STATED GOAL: Copy all lines of the listing that include the string "document".

────────────────────

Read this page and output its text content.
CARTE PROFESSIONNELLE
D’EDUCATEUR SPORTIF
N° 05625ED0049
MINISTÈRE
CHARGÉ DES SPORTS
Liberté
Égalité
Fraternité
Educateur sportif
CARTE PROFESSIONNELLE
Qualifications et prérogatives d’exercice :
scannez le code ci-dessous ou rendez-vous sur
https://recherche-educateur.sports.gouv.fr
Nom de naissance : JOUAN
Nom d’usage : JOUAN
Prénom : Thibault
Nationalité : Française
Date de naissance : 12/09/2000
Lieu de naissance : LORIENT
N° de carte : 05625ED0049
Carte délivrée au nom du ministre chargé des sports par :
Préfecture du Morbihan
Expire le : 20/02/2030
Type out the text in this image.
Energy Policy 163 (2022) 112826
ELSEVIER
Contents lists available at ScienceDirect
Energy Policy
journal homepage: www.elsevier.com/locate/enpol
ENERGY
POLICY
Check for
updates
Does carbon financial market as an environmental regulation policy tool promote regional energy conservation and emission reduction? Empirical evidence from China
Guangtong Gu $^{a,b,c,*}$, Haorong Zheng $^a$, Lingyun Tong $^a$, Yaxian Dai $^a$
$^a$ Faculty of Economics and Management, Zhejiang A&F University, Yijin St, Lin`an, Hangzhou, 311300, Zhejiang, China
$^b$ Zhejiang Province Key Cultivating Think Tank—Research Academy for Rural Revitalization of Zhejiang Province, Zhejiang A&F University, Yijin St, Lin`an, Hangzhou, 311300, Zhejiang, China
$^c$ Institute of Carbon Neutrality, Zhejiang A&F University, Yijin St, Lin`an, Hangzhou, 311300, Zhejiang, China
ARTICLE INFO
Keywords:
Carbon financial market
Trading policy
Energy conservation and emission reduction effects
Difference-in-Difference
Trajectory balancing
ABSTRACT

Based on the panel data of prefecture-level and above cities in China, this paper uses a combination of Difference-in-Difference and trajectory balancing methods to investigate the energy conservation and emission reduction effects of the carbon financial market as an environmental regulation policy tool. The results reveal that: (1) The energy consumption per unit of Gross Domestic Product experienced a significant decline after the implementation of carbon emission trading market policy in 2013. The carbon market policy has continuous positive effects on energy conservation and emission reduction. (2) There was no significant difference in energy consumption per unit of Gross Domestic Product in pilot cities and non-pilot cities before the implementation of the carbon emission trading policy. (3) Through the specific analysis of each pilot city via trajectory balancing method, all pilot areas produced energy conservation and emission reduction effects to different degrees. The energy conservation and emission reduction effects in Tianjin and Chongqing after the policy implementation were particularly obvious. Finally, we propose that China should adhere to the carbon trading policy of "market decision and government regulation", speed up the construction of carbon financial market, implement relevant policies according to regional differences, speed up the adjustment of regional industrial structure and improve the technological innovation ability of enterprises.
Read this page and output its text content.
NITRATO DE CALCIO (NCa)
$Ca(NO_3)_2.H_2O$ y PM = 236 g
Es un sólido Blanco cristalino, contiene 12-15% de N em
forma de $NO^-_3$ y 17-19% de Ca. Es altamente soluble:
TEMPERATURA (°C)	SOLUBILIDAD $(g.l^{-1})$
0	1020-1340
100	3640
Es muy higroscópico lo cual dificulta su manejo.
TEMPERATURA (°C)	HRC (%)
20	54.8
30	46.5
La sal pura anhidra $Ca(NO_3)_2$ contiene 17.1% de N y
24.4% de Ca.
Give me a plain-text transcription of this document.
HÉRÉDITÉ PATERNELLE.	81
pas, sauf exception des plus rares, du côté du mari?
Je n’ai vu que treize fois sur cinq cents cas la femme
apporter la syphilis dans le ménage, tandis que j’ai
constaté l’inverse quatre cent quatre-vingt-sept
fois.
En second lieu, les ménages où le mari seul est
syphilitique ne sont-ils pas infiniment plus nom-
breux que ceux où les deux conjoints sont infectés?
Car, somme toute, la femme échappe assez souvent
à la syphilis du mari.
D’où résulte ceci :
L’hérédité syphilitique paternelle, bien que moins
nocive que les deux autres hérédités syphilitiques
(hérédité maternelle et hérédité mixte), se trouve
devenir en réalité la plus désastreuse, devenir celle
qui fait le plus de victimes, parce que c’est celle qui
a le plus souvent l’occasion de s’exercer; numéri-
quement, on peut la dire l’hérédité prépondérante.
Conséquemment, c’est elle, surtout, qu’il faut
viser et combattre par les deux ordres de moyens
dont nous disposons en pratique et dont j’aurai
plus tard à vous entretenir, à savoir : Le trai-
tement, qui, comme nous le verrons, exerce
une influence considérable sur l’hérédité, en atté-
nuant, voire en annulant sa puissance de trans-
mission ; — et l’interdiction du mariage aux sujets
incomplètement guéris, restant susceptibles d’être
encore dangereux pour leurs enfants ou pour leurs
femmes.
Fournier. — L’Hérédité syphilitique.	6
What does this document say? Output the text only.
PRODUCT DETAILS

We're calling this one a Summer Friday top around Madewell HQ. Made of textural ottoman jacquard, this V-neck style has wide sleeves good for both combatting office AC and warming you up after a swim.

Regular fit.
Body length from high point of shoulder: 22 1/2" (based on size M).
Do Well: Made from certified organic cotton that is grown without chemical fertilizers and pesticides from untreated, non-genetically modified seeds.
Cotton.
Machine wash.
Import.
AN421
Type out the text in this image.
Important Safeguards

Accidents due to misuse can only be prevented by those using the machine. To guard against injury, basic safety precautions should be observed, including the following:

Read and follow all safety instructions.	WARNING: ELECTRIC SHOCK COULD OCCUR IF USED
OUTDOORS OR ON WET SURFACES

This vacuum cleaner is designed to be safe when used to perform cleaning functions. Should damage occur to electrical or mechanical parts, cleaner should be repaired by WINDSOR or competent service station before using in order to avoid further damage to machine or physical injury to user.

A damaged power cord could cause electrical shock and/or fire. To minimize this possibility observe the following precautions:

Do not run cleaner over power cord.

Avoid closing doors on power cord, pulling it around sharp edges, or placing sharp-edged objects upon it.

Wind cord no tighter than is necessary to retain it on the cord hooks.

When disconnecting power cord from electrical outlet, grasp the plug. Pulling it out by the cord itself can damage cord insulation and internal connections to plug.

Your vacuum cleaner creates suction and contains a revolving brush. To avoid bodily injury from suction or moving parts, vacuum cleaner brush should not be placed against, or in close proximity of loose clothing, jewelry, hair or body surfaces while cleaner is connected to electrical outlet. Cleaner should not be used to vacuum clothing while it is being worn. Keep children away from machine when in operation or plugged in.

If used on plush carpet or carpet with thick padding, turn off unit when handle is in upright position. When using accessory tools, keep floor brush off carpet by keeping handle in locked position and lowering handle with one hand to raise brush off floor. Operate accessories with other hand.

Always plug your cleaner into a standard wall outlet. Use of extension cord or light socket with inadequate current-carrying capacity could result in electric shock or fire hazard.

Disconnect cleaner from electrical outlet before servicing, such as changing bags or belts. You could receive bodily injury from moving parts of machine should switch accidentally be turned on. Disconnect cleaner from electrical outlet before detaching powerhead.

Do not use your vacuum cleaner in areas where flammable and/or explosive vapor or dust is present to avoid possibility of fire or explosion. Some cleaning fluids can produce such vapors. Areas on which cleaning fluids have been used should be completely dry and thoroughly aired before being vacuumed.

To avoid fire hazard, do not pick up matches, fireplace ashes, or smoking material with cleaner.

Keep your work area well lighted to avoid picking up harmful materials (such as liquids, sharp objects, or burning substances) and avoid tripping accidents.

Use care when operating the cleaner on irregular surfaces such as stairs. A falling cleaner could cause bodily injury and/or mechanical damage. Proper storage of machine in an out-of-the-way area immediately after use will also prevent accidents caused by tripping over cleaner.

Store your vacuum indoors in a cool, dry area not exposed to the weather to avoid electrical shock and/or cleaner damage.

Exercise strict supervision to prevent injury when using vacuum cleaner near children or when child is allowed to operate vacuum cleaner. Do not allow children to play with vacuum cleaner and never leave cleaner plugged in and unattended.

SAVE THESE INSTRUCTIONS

────────────────────

SOLUTION TO THE PROBLEM:
Give me a plain-text transcription of this document.
What does this document say? Output the text only.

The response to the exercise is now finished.